→ **WHAT YOU HAVE TO DO**:
Every record must appear in your copy exactly as written, with no pictures.

→ **STORED RECORDS**:
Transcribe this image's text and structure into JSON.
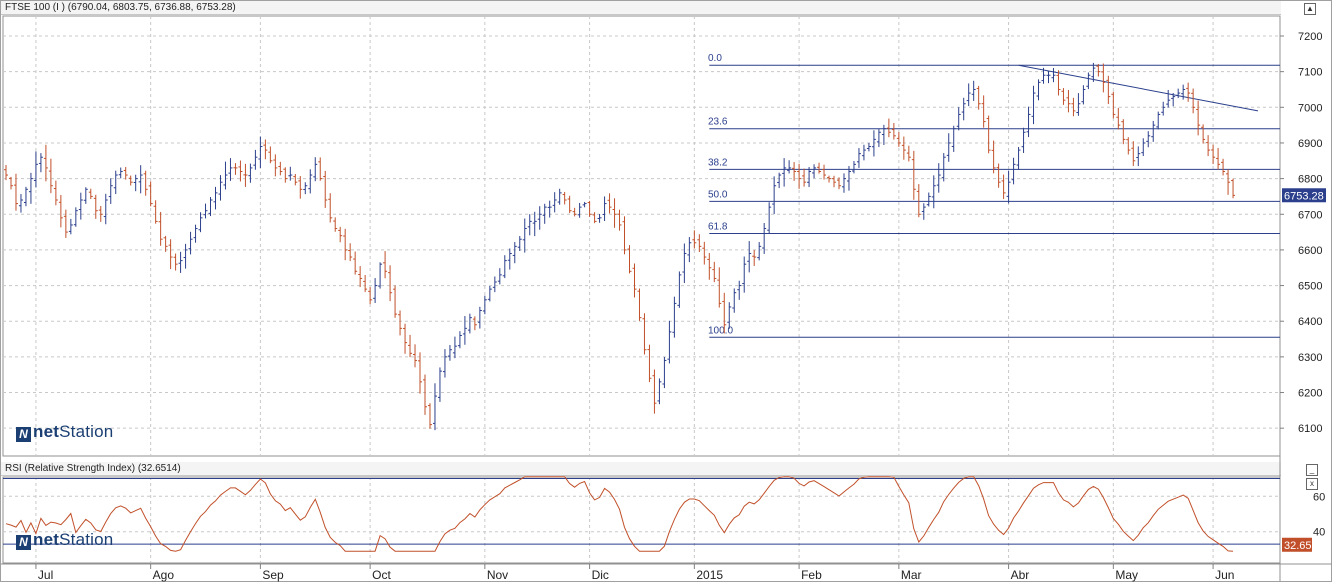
{
  "price_panel": {
    "title": "FTSE 100 (I ) (6790.04, 6803.75, 6736.88, 6753.28)",
    "last_label": "6753.28"
  },
  "rsi_panel": {
    "title": "RSI (Relative Strength Index) (32.6514)",
    "last_label": "32.65"
  },
  "logo": {
    "n": "N",
    "bold": "net",
    "rest": "Station"
  },
  "window_controls": {
    "scroll_up": "▲",
    "minimize": "_",
    "close": "x"
  },
  "colors": {
    "up": "#2b3f8c",
    "down": "#c1502a",
    "rsi_line": "#c1502a",
    "fib_line": "#2b3f8c",
    "grid": "#c8c8c8",
    "price_badge": "#2b3f8c",
    "rsi_badge": "#c1502a"
  },
  "chart_data": [
    {
      "type": "ohlc",
      "ylim": [
        6000,
        7250
      ],
      "yticks": [
        6100,
        6200,
        6300,
        6400,
        6500,
        6600,
        6700,
        6800,
        6900,
        7000,
        7100,
        7200
      ],
      "months": [
        {
          "label": "Jul",
          "index": 6
        },
        {
          "label": "Ago",
          "index": 29
        },
        {
          "label": "Sep",
          "index": 51
        },
        {
          "label": "Oct",
          "index": 73
        },
        {
          "label": "Nov",
          "index": 96
        },
        {
          "label": "Dic",
          "index": 117
        },
        {
          "label": "2015",
          "index": 138
        },
        {
          "label": "Feb",
          "index": 159
        },
        {
          "label": "Mar",
          "index": 179
        },
        {
          "label": "Abr",
          "index": 201
        },
        {
          "label": "May",
          "index": 222
        },
        {
          "label": "Jun",
          "index": 242
        }
      ],
      "num_bars": 251,
      "close": [
        6810,
        6780,
        6730,
        6740,
        6770,
        6800,
        6840,
        6860,
        6830,
        6780,
        6740,
        6690,
        6650,
        6670,
        6710,
        6740,
        6770,
        6750,
        6710,
        6700,
        6740,
        6780,
        6810,
        6820,
        6810,
        6790,
        6800,
        6810,
        6770,
        6730,
        6680,
        6630,
        6610,
        6580,
        6560,
        6570,
        6600,
        6630,
        6660,
        6690,
        6710,
        6740,
        6760,
        6790,
        6810,
        6830,
        6830,
        6820,
        6810,
        6830,
        6860,
        6890,
        6880,
        6850,
        6830,
        6820,
        6800,
        6810,
        6790,
        6770,
        6780,
        6810,
        6840,
        6800,
        6740,
        6690,
        6660,
        6640,
        6600,
        6580,
        6540,
        6520,
        6490,
        6460,
        6500,
        6560,
        6540,
        6480,
        6420,
        6380,
        6340,
        6310,
        6290,
        6230,
        6160,
        6110,
        6190,
        6260,
        6300,
        6320,
        6330,
        6360,
        6380,
        6410,
        6390,
        6430,
        6460,
        6490,
        6510,
        6530,
        6570,
        6590,
        6610,
        6630,
        6660,
        6680,
        6680,
        6700,
        6720,
        6720,
        6740,
        6760,
        6740,
        6710,
        6700,
        6720,
        6730,
        6700,
        6680,
        6690,
        6730,
        6720,
        6700,
        6670,
        6600,
        6540,
        6490,
        6410,
        6320,
        6240,
        6170,
        6230,
        6290,
        6370,
        6450,
        6530,
        6590,
        6620,
        6620,
        6610,
        6580,
        6550,
        6520,
        6450,
        6390,
        6440,
        6480,
        6500,
        6560,
        6590,
        6580,
        6610,
        6660,
        6720,
        6780,
        6810,
        6830,
        6830,
        6820,
        6800,
        6790,
        6820,
        6830,
        6820,
        6810,
        6800,
        6790,
        6780,
        6800,
        6820,
        6840,
        6870,
        6880,
        6890,
        6910,
        6930,
        6940,
        6930,
        6920,
        6900,
        6880,
        6860,
        6770,
        6700,
        6720,
        6750,
        6780,
        6810,
        6860,
        6900,
        6940,
        6980,
        7010,
        7040,
        7050,
        7010,
        6960,
        6880,
        6830,
        6790,
        6760,
        6790,
        6840,
        6880,
        6930,
        6980,
        7040,
        7070,
        7090,
        7090,
        7090,
        7050,
        7020,
        7010,
        6990,
        7010,
        7050,
        7090,
        7110,
        7100,
        7070,
        7030,
        6980,
        6950,
        6910,
        6880,
        6850,
        6870,
        6900,
        6920,
        6950,
        6980,
        7000,
        7020,
        7030,
        7040,
        7050,
        7040,
        7000,
        6950,
        6910,
        6880,
        6860,
        6840,
        6820,
        6790,
        6753
      ],
      "fibonacci": {
        "levels": [
          {
            "label": "0.0",
            "price": 7118
          },
          {
            "label": "23.6",
            "price": 6940
          },
          {
            "label": "38.2",
            "price": 6826
          },
          {
            "label": "50.0",
            "price": 6736
          },
          {
            "label": "61.8",
            "price": 6646
          },
          {
            "label": "100.0",
            "price": 6355
          }
        ],
        "start_index": 141
      },
      "trendline": {
        "from": [
          203,
          7118
        ],
        "to": [
          251,
          6990
        ]
      },
      "last_price": 6753.28
    },
    {
      "type": "line",
      "name": "RSI",
      "ylim": [
        28,
        72
      ],
      "yticks": [
        40,
        60
      ],
      "hlines": [
        33,
        70
      ],
      "last_value": 32.65
    }
  ]
}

→ **WRITTEN SOLUTION**:
Transcribe this image's text and structure into JSON.
{
  "price_panel": {
    "title": "FTSE 100 (I ) (6790.04, 6803.75, 6736.88, 6753.28)",
    "last_label": "6753.28"
  },
  "rsi_panel": {
    "title": "RSI (Relative Strength Index) (32.6514)",
    "last_label": "32.65"
  },
  "logo": {
    "n": "N",
    "bold": "net",
    "rest": "Station"
  },
  "window_controls": {
    "scroll_up": "▲",
    "minimize": "_",
    "close": "x"
  },
  "colors": {
    "up": "#2b3f8c",
    "down": "#c1502a",
    "rsi_line": "#c1502a",
    "fib_line": "#2b3f8c",
    "grid": "#c8c8c8",
    "price_badge": "#2b3f8c",
    "rsi_badge": "#c1502a"
  },
  "chart_data": [
    {
      "type": "ohlc",
      "ylim": [
        6000,
        7250
      ],
      "yticks": [
        6100,
        6200,
        6300,
        6400,
        6500,
        6600,
        6700,
        6800,
        6900,
        7000,
        7100,
        7200
      ],
      "months": [
        {
          "label": "Jul",
          "index": 6
        },
        {
          "label": "Ago",
          "index": 29
        },
        {
          "label": "Sep",
          "index": 51
        },
        {
          "label": "Oct",
          "index": 73
        },
        {
          "label": "Nov",
          "index": 96
        },
        {
          "label": "Dic",
          "index": 117
        },
        {
          "label": "2015",
          "index": 138
        },
        {
          "label": "Feb",
          "index": 159
        },
        {
          "label": "Mar",
          "index": 179
        },
        {
          "label": "Abr",
          "index": 201
        },
        {
          "label": "May",
          "index": 222
        },
        {
          "label": "Jun",
          "index": 242
        }
      ],
      "num_bars": 251,
      "close": [
        6810,
        6780,
        6730,
        6740,
        6770,
        6800,
        6840,
        6860,
        6830,
        6780,
        6740,
        6690,
        6650,
        6670,
        6710,
        6740,
        6770,
        6750,
        6710,
        6700,
        6740,
        6780,
        6810,
        6820,
        6810,
        6790,
        6800,
        6810,
        6770,
        6730,
        6680,
        6630,
        6610,
        6580,
        6560,
        6570,
        6600,
        6630,
        6660,
        6690,
        6710,
        6740,
        6760,
        6790,
        6810,
        6830,
        6830,
        6820,
        6810,
        6830,
        6860,
        6890,
        6880,
        6850,
        6830,
        6820,
        6800,
        6810,
        6790,
        6770,
        6780,
        6810,
        6840,
        6800,
        6740,
        6690,
        6660,
        6640,
        6600,
        6580,
        6540,
        6520,
        6490,
        6460,
        6500,
        6560,
        6540,
        6480,
        6420,
        6380,
        6340,
        6310,
        6290,
        6230,
        6160,
        6110,
        6190,
        6260,
        6300,
        6320,
        6330,
        6360,
        6380,
        6410,
        6390,
        6430,
        6460,
        6490,
        6510,
        6530,
        6570,
        6590,
        6610,
        6630,
        6660,
        6680,
        6680,
        6700,
        6720,
        6720,
        6740,
        6760,
        6740,
        6710,
        6700,
        6720,
        6730,
        6700,
        6680,
        6690,
        6730,
        6720,
        6700,
        6670,
        6600,
        6540,
        6490,
        6410,
        6320,
        6240,
        6170,
        6230,
        6290,
        6370,
        6450,
        6530,
        6590,
        6620,
        6620,
        6610,
        6580,
        6550,
        6520,
        6450,
        6390,
        6440,
        6480,
        6500,
        6560,
        6590,
        6580,
        6610,
        6660,
        6720,
        6780,
        6810,
        6830,
        6830,
        6820,
        6800,
        6790,
        6820,
        6830,
        6820,
        6810,
        6800,
        6790,
        6780,
        6800,
        6820,
        6840,
        6870,
        6880,
        6890,
        6910,
        6930,
        6940,
        6930,
        6920,
        6900,
        6880,
        6860,
        6770,
        6700,
        6720,
        6750,
        6780,
        6810,
        6860,
        6900,
        6940,
        6980,
        7010,
        7040,
        7050,
        7010,
        6960,
        6880,
        6830,
        6790,
        6760,
        6790,
        6840,
        6880,
        6930,
        6980,
        7040,
        7070,
        7090,
        7090,
        7090,
        7050,
        7020,
        7010,
        6990,
        7010,
        7050,
        7090,
        7110,
        7100,
        7070,
        7030,
        6980,
        6950,
        6910,
        6880,
        6850,
        6870,
        6900,
        6920,
        6950,
        6980,
        7000,
        7020,
        7030,
        7040,
        7050,
        7040,
        7000,
        6950,
        6910,
        6880,
        6860,
        6840,
        6820,
        6790,
        6753
      ],
      "fibonacci": {
        "levels": [
          {
            "label": "0.0",
            "price": 7118
          },
          {
            "label": "23.6",
            "price": 6940
          },
          {
            "label": "38.2",
            "price": 6826
          },
          {
            "label": "50.0",
            "price": 6736
          },
          {
            "label": "61.8",
            "price": 6646
          },
          {
            "label": "100.0",
            "price": 6355
          }
        ],
        "start_index": 141
      },
      "trendline": {
        "from": [
          203,
          7118
        ],
        "to": [
          251,
          6990
        ]
      },
      "last_price": 6753.28
    },
    {
      "type": "line",
      "name": "RSI",
      "ylim": [
        28,
        72
      ],
      "yticks": [
        40,
        60
      ],
      "hlines": [
        33,
        70
      ],
      "last_value": 32.65
    }
  ]
}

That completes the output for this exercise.